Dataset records
begin

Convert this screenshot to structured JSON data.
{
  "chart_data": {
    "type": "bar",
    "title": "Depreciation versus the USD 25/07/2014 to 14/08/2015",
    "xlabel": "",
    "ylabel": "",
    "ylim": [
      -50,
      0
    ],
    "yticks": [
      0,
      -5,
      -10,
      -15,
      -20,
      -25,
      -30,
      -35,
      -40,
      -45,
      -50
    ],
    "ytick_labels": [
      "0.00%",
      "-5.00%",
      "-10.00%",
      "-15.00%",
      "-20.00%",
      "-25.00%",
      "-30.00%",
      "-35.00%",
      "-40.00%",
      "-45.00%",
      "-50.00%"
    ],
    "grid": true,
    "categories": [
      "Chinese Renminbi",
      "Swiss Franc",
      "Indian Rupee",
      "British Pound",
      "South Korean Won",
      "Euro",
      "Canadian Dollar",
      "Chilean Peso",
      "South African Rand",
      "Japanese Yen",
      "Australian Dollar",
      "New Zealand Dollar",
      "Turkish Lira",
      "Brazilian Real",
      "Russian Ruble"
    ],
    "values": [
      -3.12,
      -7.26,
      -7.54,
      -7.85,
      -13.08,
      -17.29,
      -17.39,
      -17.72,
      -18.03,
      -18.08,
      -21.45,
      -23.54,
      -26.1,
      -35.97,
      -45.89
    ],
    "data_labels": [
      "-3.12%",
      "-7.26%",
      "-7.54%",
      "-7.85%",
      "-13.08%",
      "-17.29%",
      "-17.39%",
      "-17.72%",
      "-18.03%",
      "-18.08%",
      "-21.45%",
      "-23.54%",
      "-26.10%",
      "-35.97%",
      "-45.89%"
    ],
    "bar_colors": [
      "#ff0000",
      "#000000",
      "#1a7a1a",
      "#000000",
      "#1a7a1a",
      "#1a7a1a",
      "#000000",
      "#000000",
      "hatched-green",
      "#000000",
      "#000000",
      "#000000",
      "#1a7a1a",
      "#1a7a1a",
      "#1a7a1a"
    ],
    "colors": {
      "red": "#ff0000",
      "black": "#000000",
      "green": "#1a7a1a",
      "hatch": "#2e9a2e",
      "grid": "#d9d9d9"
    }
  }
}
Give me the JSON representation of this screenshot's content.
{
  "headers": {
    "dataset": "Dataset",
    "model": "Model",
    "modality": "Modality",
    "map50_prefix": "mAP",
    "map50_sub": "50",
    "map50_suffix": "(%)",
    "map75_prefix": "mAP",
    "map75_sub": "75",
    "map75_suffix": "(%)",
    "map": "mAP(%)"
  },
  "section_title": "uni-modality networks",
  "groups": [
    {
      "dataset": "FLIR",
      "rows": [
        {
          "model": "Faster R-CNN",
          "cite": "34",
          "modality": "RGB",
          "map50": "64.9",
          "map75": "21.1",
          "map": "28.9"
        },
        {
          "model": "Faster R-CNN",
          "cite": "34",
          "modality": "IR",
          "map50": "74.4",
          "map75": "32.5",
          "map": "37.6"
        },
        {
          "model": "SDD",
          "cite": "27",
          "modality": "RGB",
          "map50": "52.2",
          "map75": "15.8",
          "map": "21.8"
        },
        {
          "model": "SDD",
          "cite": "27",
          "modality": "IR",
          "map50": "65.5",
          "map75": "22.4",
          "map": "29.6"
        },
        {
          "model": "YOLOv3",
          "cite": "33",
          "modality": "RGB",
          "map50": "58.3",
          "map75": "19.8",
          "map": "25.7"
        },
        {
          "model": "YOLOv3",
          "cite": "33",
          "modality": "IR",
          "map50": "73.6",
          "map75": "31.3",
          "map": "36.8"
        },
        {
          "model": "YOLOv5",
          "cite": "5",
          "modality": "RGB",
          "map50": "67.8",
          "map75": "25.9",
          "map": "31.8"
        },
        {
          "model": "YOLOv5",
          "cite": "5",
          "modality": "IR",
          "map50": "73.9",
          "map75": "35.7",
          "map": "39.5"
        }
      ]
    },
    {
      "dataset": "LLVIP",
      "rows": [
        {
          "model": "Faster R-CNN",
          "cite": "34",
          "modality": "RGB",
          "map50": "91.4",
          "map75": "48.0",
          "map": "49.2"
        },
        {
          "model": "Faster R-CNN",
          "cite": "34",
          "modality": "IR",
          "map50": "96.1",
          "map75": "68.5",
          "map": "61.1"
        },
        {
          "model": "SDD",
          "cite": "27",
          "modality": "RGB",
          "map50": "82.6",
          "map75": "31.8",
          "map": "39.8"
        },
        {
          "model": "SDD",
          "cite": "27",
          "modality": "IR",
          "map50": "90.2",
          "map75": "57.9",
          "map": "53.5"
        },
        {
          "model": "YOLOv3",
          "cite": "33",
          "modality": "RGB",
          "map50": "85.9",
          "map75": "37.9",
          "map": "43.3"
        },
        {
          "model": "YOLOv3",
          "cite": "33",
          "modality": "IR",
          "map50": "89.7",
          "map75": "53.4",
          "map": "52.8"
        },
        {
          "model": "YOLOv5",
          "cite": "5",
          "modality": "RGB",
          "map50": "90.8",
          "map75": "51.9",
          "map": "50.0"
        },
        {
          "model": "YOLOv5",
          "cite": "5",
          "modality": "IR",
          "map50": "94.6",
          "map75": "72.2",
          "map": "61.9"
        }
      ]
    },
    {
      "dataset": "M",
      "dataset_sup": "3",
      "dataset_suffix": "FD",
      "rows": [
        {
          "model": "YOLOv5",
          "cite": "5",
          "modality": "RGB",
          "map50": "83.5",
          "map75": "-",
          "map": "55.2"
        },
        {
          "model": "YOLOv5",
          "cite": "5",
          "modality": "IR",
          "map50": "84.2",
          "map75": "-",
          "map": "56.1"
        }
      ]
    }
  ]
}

end

### WHAT THE EXERCISE ASKS
Transcribe the material above in its entirety. Match it exactly.

### OUTPUT
Convert this screenshot to structured JSON data.
{
  "chart_data": {
    "type": "bar",
    "title": "Depreciation versus the USD 25/07/2014 to 14/08/2015",
    "xlabel": "",
    "ylabel": "",
    "ylim": [
      -50,
      0
    ],
    "yticks": [
      0,
      -5,
      -10,
      -15,
      -20,
      -25,
      -30,
      -35,
      -40,
      -45,
      -50
    ],
    "ytick_labels": [
      "0.00%",
      "-5.00%",
      "-10.00%",
      "-15.00%",
      "-20.00%",
      "-25.00%",
      "-30.00%",
      "-35.00%",
      "-40.00%",
      "-45.00%",
      "-50.00%"
    ],
    "grid": true,
    "categories": [
      "Chinese Renminbi",
      "Swiss Franc",
      "Indian Rupee",
      "British Pound",
      "South Korean Won",
      "Euro",
      "Canadian Dollar",
      "Chilean Peso",
      "South African Rand",
      "Japanese Yen",
      "Australian Dollar",
      "New Zealand Dollar",
      "Turkish Lira",
      "Brazilian Real",
      "Russian Ruble"
    ],
    "values": [
      -3.12,
      -7.26,
      -7.54,
      -7.85,
      -13.08,
      -17.29,
      -17.39,
      -17.72,
      -18.03,
      -18.08,
      -21.45,
      -23.54,
      -26.1,
      -35.97,
      -45.89
    ],
    "data_labels": [
      "-3.12%",
      "-7.26%",
      "-7.54%",
      "-7.85%",
      "-13.08%",
      "-17.29%",
      "-17.39%",
      "-17.72%",
      "-18.03%",
      "-18.08%",
      "-21.45%",
      "-23.54%",
      "-26.10%",
      "-35.97%",
      "-45.89%"
    ],
    "bar_colors": [
      "#ff0000",
      "#000000",
      "#1a7a1a",
      "#000000",
      "#1a7a1a",
      "#1a7a1a",
      "#000000",
      "#000000",
      "hatched-green",
      "#000000",
      "#000000",
      "#000000",
      "#1a7a1a",
      "#1a7a1a",
      "#1a7a1a"
    ],
    "colors": {
      "red": "#ff0000",
      "black": "#000000",
      "green": "#1a7a1a",
      "hatch": "#2e9a2e",
      "grid": "#d9d9d9"
    }
  }
}
Give me the JSON representation of this screenshot's content.
{
  "headers": {
    "dataset": "Dataset",
    "model": "Model",
    "modality": "Modality",
    "map50_prefix": "mAP",
    "map50_sub": "50",
    "map50_suffix": "(%)",
    "map75_prefix": "mAP",
    "map75_sub": "75",
    "map75_suffix": "(%)",
    "map": "mAP(%)"
  },
  "section_title": "uni-modality networks",
  "groups": [
    {
      "dataset": "FLIR",
      "rows": [
        {
          "model": "Faster R-CNN",
          "cite": "34",
          "modality": "RGB",
          "map50": "64.9",
          "map75": "21.1",
          "map": "28.9"
        },
        {
          "model": "Faster R-CNN",
          "cite": "34",
          "modality": "IR",
          "map50": "74.4",
          "map75": "32.5",
          "map": "37.6"
        },
        {
          "model": "SDD",
          "cite": "27",
          "modality": "RGB",
          "map50": "52.2",
          "map75": "15.8",
          "map": "21.8"
        },
        {
          "model": "SDD",
          "cite": "27",
          "modality": "IR",
          "map50": "65.5",
          "map75": "22.4",
          "map": "29.6"
        },
        {
          "model": "YOLOv3",
          "cite": "33",
          "modality": "RGB",
          "map50": "58.3",
          "map75": "19.8",
          "map": "25.7"
        },
        {
          "model": "YOLOv3",
          "cite": "33",
          "modality": "IR",
          "map50": "73.6",
          "map75": "31.3",
          "map": "36.8"
        },
        {
          "model": "YOLOv5",
          "cite": "5",
          "modality": "RGB",
          "map50": "67.8",
          "map75": "25.9",
          "map": "31.8"
        },
        {
          "model": "YOLOv5",
          "cite": "5",
          "modality": "IR",
          "map50": "73.9",
          "map75": "35.7",
          "map": "39.5"
        }
      ]
    },
    {
      "dataset": "LLVIP",
      "rows": [
        {
          "model": "Faster R-CNN",
          "cite": "34",
          "modality": "RGB",
          "map50": "91.4",
          "map75": "48.0",
          "map": "49.2"
        },
        {
          "model": "Faster R-CNN",
          "cite": "34",
          "modality": "IR",
          "map50": "96.1",
          "map75": "68.5",
          "map": "61.1"
        },
        {
          "model": "SDD",
          "cite": "27",
          "modality": "RGB",
          "map50": "82.6",
          "map75": "31.8",
          "map": "39.8"
        },
        {
          "model": "SDD",
          "cite": "27",
          "modality": "IR",
          "map50": "90.2",
          "map75": "57.9",
          "map": "53.5"
        },
        {
          "model": "YOLOv3",
          "cite": "33",
          "modality": "RGB",
          "map50": "85.9",
          "map75": "37.9",
          "map": "43.3"
        },
        {
          "model": "YOLOv3",
          "cite": "33",
          "modality": "IR",
          "map50": "89.7",
          "map75": "53.4",
          "map": "52.8"
        },
        {
          "model": "YOLOv5",
          "cite": "5",
          "modality": "RGB",
          "map50": "90.8",
          "map75": "51.9",
          "map": "50.0"
        },
        {
          "model": "YOLOv5",
          "cite": "5",
          "modality": "IR",
          "map50": "94.6",
          "map75": "72.2",
          "map": "61.9"
        }
      ]
    },
    {
      "dataset": "M",
      "dataset_sup": "3",
      "dataset_suffix": "FD",
      "rows": [
        {
          "model": "YOLOv5",
          "cite": "5",
          "modality": "RGB",
          "map50": "83.5",
          "map75": "-",
          "map": "55.2"
        },
        {
          "model": "YOLOv5",
          "cite": "5",
          "modality": "IR",
          "map50": "84.2",
          "map75": "-",
          "map": "56.1"
        }
      ]
    }
  ]
}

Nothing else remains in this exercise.